WHAT TO PRODUCE ▸
Write out the full listing exactly as given, minus the images.

DATA SHOWN ▸
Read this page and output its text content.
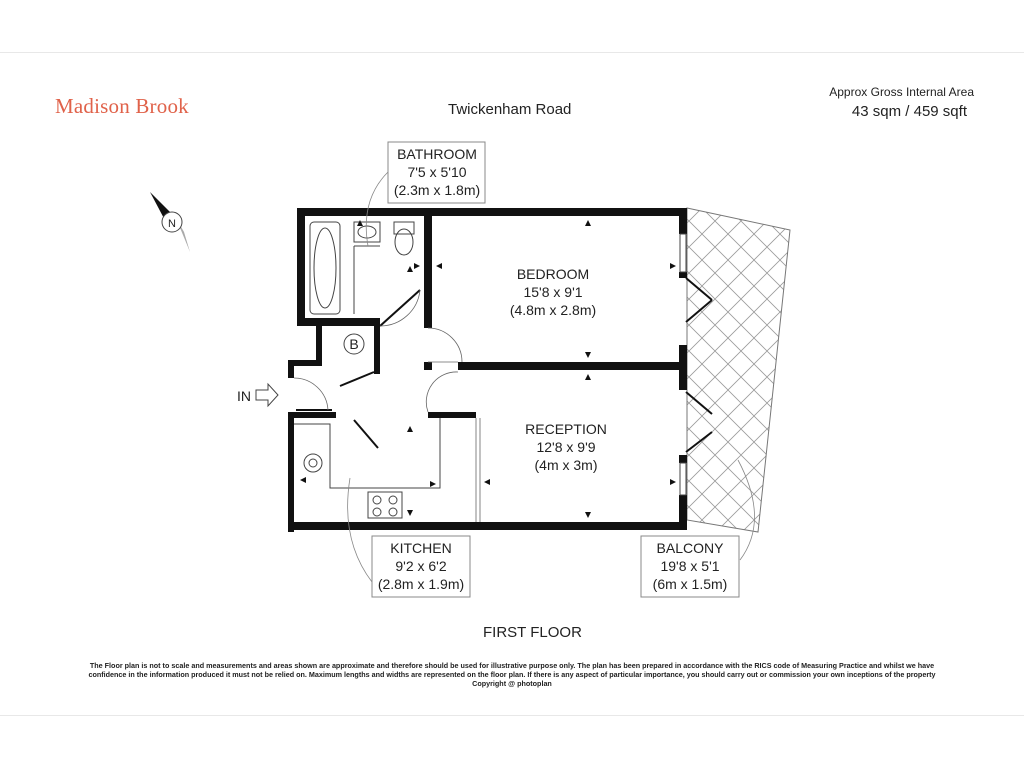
Madison Brook	Twickenham Road
Approx Gross Internal Area
43 sqm / 459 sqft
B
IN
N
BATHROOM
7'5 x 5'10
(2.3m x 1.8m)
BEDROOM
15'8 x 9'1
(4.8m x 2.8m)
RECEPTION
12'8 x 9'9
(4m x 3m)
KITCHEN
9'2 x 6'2
(2.8m x 1.9m)
BALCONY
19'8 x 5'1
(6m x 1.5m)
FIRST FLOOR
The Floor plan is not to scale and measurements and areas shown are approximate and therefore should be used for illustrative purpose only. The plan has been prepared in accordance with the RICS code of Measuring Practice and whilst we have
confidence in the information produced it must not be relied on. Maximum lengths and widths are represented on the floor plan. If there is any aspect of particular importance, you should carry out or commission your own inceptions of the property
Copyright @ photoplan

COMPLETE RESPONSE ▸
Read this page and output its text content.
Madison Brook	Twickenham Road
Approx Gross Internal Area
43 sqm / 459 sqft
B
IN
N
BATHROOM
7'5 x 5'10
(2.3m x 1.8m)
BEDROOM
15'8 x 9'1
(4.8m x 2.8m)
RECEPTION
12'8 x 9'9
(4m x 3m)
KITCHEN
9'2 x 6'2
(2.8m x 1.9m)
BALCONY
19'8 x 5'1
(6m x 1.5m)
FIRST FLOOR
The Floor plan is not to scale and measurements and areas shown are approximate and therefore should be used for illustrative purpose only. The plan has been prepared in accordance with the RICS code of Measuring Practice and whilst we have
confidence in the information produced it must not be relied on. Maximum lengths and widths are represented on the floor plan. If there is any aspect of particular importance, you should carry out or commission your own inceptions of the property
Copyright @ photoplan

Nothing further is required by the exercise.